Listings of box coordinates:
------------
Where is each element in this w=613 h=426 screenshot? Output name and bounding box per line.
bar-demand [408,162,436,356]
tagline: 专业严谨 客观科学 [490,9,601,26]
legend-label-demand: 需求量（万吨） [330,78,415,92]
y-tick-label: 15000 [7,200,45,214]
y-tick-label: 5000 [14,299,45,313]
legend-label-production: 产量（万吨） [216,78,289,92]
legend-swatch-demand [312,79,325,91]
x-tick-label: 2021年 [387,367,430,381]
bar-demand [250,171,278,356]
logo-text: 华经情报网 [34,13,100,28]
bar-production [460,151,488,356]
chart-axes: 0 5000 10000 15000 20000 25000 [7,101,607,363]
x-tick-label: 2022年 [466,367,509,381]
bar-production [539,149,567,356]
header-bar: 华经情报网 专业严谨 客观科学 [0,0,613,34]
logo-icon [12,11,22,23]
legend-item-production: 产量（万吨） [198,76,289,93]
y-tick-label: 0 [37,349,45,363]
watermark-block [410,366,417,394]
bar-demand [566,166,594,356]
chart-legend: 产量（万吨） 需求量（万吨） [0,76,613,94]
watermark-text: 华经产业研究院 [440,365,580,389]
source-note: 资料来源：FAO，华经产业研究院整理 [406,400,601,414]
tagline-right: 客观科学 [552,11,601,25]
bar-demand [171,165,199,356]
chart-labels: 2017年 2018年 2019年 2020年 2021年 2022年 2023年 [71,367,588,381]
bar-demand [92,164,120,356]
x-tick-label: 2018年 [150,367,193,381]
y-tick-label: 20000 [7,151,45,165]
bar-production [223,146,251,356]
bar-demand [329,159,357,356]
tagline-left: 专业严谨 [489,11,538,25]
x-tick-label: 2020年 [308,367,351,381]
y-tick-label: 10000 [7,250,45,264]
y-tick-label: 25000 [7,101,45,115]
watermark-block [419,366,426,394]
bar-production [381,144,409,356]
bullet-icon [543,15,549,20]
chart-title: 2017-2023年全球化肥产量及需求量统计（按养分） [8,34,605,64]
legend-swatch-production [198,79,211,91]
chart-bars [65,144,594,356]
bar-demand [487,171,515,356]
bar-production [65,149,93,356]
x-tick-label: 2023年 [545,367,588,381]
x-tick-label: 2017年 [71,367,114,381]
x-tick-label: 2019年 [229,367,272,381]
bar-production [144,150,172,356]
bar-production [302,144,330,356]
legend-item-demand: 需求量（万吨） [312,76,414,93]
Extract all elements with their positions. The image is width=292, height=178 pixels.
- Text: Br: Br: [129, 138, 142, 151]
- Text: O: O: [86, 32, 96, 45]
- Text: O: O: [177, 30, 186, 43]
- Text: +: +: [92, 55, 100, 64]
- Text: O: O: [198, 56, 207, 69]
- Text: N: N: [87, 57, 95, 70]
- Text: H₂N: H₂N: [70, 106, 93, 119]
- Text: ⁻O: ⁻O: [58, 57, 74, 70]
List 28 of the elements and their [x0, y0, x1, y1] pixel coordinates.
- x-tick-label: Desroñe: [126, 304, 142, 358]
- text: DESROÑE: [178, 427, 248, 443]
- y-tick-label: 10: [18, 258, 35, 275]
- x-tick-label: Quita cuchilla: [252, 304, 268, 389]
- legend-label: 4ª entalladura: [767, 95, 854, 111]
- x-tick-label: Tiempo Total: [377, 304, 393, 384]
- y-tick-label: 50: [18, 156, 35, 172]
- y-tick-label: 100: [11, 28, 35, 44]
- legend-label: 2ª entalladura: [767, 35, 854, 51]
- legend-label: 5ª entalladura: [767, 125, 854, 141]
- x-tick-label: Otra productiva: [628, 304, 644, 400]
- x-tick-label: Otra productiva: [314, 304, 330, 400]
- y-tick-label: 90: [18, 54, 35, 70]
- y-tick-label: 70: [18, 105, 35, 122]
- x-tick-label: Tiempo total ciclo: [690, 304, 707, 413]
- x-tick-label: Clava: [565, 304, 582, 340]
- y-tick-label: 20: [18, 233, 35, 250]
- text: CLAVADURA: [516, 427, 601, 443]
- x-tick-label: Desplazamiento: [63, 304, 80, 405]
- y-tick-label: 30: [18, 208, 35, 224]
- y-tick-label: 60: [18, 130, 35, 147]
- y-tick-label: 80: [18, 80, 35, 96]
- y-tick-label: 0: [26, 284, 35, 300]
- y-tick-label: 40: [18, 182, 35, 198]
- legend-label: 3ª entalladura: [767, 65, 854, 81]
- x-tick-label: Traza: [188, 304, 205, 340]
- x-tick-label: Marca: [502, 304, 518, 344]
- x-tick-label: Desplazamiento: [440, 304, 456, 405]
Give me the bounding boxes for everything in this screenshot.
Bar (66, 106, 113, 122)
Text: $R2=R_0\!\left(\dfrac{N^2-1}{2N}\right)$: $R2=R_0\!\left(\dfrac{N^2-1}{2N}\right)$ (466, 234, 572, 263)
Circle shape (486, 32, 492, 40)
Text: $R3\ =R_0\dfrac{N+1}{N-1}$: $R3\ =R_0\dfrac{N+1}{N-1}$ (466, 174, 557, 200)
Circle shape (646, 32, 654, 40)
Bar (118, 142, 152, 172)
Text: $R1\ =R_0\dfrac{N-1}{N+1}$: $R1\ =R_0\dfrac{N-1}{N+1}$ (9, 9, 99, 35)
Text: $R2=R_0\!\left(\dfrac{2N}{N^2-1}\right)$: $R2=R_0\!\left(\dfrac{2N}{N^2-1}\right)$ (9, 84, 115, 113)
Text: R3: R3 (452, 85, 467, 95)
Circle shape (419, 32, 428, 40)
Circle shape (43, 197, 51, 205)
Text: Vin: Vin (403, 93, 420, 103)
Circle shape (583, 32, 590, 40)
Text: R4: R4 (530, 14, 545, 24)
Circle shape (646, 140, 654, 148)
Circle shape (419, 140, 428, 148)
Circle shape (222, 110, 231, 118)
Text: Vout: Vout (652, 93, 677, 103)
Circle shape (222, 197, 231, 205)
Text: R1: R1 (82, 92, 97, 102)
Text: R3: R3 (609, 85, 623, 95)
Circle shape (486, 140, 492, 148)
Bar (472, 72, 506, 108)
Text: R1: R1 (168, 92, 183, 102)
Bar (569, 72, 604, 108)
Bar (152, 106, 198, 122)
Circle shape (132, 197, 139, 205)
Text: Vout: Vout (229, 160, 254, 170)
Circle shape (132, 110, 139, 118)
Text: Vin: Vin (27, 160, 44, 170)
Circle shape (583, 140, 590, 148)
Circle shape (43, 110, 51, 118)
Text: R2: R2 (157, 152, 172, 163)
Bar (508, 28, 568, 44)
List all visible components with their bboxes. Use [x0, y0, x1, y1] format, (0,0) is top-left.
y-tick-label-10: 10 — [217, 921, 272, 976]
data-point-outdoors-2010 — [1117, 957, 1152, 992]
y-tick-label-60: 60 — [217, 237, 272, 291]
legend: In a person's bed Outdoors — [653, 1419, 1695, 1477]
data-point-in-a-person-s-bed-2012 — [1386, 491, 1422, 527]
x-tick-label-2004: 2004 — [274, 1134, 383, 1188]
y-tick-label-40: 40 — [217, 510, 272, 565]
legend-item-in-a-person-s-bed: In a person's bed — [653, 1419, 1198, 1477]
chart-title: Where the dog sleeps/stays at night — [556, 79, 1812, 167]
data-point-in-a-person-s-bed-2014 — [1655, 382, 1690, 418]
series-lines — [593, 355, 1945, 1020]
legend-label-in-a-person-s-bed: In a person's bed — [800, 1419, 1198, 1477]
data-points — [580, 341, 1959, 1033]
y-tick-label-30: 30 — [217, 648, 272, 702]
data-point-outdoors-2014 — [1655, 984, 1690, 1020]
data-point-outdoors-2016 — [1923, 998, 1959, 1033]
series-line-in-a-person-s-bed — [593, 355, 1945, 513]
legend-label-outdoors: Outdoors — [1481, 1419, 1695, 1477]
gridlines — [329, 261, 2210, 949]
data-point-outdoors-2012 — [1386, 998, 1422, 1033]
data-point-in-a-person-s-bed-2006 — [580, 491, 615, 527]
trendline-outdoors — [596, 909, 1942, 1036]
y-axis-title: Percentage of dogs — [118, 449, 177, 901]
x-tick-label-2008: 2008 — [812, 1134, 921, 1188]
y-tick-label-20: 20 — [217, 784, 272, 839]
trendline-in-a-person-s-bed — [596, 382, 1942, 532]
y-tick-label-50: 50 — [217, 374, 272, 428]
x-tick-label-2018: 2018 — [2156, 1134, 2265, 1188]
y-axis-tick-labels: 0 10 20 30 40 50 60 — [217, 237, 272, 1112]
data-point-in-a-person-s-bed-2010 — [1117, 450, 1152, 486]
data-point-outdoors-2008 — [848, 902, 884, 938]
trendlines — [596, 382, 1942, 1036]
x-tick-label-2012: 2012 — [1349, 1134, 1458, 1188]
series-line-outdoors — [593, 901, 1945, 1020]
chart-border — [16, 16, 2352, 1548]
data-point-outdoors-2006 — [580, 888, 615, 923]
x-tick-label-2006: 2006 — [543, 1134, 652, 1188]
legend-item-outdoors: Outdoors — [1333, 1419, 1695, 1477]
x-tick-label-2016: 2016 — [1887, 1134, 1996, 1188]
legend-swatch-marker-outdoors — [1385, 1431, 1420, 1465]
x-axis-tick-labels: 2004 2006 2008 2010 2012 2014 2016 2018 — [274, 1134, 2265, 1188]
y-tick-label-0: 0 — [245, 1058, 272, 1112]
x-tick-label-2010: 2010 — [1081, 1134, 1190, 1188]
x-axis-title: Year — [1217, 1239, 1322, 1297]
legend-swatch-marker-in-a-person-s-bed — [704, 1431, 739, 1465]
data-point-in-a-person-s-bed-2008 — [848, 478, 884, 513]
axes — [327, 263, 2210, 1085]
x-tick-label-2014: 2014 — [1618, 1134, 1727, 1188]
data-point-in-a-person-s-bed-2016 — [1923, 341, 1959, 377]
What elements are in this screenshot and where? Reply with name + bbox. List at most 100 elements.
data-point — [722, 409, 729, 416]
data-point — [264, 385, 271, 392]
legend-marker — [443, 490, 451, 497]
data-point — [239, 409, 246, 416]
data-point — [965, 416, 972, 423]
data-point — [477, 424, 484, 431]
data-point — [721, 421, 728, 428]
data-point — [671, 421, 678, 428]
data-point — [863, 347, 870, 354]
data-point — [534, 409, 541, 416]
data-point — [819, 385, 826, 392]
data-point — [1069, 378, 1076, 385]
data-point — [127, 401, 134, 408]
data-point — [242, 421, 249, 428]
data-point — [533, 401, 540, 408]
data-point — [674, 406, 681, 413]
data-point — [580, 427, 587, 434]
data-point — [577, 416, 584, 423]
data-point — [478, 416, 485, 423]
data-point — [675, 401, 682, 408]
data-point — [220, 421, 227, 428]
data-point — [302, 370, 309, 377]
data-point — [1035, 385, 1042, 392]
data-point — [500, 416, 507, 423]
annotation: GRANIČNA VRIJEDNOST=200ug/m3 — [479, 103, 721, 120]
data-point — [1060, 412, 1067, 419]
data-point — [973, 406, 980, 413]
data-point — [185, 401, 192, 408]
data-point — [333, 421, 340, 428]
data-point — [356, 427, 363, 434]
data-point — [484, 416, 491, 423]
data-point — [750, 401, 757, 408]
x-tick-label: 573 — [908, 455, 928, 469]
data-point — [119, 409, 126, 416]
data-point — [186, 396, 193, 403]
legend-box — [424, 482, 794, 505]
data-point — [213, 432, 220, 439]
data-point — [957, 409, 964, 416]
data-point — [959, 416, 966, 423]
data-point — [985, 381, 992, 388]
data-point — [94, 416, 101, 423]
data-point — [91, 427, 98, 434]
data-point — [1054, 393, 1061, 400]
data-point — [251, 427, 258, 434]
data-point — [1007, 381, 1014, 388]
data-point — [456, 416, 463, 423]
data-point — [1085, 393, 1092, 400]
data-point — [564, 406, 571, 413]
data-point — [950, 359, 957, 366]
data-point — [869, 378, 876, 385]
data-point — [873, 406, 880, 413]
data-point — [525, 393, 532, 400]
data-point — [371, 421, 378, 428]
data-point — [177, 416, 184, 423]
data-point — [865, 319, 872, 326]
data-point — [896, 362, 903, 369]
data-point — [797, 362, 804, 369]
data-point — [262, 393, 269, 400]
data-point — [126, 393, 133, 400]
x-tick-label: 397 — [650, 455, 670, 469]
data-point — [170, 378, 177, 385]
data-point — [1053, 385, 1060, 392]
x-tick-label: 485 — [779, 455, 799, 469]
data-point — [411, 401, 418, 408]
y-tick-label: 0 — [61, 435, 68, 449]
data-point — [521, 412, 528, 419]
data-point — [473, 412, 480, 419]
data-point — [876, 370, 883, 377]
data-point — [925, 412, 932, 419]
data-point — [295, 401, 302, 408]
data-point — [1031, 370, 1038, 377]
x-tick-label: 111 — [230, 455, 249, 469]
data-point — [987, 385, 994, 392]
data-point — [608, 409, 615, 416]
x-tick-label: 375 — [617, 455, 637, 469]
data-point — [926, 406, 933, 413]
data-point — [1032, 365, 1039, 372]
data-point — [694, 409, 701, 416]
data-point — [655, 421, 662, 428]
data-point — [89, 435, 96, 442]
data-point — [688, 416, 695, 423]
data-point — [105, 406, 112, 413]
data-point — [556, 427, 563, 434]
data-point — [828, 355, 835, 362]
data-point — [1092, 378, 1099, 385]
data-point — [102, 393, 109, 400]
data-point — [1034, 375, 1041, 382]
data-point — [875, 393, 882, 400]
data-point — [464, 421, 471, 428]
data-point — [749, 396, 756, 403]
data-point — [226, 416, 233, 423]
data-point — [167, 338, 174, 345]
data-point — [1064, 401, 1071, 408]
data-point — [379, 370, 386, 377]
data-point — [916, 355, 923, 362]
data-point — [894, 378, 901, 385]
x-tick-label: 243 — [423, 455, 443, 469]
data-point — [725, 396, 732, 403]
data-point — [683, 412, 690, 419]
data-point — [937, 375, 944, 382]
------------
Reproduce word for word every line from the beginning of the entries down to the line containing "x-tick-label: 2022年 [466,367,509,381]", including that line.

Where is each element in this w=613 h=426 screenshot? Output name and bounding box per line.
bar-demand [408,162,436,356]
tagline: 专业严谨 客观科学 [490,9,601,26]
legend-label-demand: 需求量（万吨） [330,78,415,92]
y-tick-label: 15000 [7,200,45,214]
y-tick-label: 5000 [14,299,45,313]
legend-label-production: 产量（万吨） [216,78,289,92]
legend-swatch-demand [312,79,325,91]
x-tick-label: 2021年 [387,367,430,381]
bar-demand [250,171,278,356]
logo-text: 华经情报网 [34,13,100,28]
bar-production [460,151,488,356]
chart-axes: 0 5000 10000 15000 20000 25000 [7,101,607,363]
x-tick-label: 2022年 [466,367,509,381]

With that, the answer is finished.